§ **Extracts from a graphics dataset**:
....................

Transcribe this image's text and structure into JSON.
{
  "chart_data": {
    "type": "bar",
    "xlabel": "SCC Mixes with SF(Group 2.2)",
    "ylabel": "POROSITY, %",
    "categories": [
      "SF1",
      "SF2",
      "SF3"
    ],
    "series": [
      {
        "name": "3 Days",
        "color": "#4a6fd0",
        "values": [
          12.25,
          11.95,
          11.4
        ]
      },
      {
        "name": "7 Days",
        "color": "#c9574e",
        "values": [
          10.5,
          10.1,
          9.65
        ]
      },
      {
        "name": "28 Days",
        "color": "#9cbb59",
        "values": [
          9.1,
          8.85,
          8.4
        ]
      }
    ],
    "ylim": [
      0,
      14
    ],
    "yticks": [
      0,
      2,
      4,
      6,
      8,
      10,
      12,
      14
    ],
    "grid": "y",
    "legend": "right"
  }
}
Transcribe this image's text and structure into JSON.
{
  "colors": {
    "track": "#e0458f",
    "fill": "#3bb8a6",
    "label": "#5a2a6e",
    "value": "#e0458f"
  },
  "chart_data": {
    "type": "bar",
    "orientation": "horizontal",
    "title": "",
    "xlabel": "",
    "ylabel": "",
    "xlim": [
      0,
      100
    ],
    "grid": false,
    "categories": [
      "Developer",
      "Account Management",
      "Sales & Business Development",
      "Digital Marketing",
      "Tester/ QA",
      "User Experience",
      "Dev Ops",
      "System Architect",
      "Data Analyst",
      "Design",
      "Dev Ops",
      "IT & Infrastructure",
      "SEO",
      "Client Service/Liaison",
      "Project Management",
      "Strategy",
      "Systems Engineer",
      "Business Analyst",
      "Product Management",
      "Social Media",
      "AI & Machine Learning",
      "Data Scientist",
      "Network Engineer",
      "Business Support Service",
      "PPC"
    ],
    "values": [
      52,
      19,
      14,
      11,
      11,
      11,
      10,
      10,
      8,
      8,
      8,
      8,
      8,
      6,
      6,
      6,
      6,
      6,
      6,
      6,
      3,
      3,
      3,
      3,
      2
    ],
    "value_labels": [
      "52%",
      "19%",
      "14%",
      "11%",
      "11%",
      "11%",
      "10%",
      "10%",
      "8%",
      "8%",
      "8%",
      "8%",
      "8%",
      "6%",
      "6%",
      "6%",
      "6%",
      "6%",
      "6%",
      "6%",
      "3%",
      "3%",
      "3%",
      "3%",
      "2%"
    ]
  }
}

....................

§ **EXERCISE DIRECTIONS**: Retype all of the data shown above, word for word.

§ **THE RESULT**:
Transcribe this image's text and structure into JSON.
{
  "chart_data": {
    "type": "bar",
    "xlabel": "SCC Mixes with SF(Group 2.2)",
    "ylabel": "POROSITY, %",
    "categories": [
      "SF1",
      "SF2",
      "SF3"
    ],
    "series": [
      {
        "name": "3 Days",
        "color": "#4a6fd0",
        "values": [
          12.25,
          11.95,
          11.4
        ]
      },
      {
        "name": "7 Days",
        "color": "#c9574e",
        "values": [
          10.5,
          10.1,
          9.65
        ]
      },
      {
        "name": "28 Days",
        "color": "#9cbb59",
        "values": [
          9.1,
          8.85,
          8.4
        ]
      }
    ],
    "ylim": [
      0,
      14
    ],
    "yticks": [
      0,
      2,
      4,
      6,
      8,
      10,
      12,
      14
    ],
    "grid": "y",
    "legend": "right"
  }
}
Transcribe this image's text and structure into JSON.
{
  "colors": {
    "track": "#e0458f",
    "fill": "#3bb8a6",
    "label": "#5a2a6e",
    "value": "#e0458f"
  },
  "chart_data": {
    "type": "bar",
    "orientation": "horizontal",
    "title": "",
    "xlabel": "",
    "ylabel": "",
    "xlim": [
      0,
      100
    ],
    "grid": false,
    "categories": [
      "Developer",
      "Account Management",
      "Sales & Business Development",
      "Digital Marketing",
      "Tester/ QA",
      "User Experience",
      "Dev Ops",
      "System Architect",
      "Data Analyst",
      "Design",
      "Dev Ops",
      "IT & Infrastructure",
      "SEO",
      "Client Service/Liaison",
      "Project Management",
      "Strategy",
      "Systems Engineer",
      "Business Analyst",
      "Product Management",
      "Social Media",
      "AI & Machine Learning",
      "Data Scientist",
      "Network Engineer",
      "Business Support Service",
      "PPC"
    ],
    "values": [
      52,
      19,
      14,
      11,
      11,
      11,
      10,
      10,
      8,
      8,
      8,
      8,
      8,
      6,
      6,
      6,
      6,
      6,
      6,
      6,
      3,
      3,
      3,
      3,
      2
    ],
    "value_labels": [
      "52%",
      "19%",
      "14%",
      "11%",
      "11%",
      "11%",
      "10%",
      "10%",
      "8%",
      "8%",
      "8%",
      "8%",
      "8%",
      "6%",
      "6%",
      "6%",
      "6%",
      "6%",
      "6%",
      "6%",
      "3%",
      "3%",
      "3%",
      "3%",
      "2%"
    ]
  }
}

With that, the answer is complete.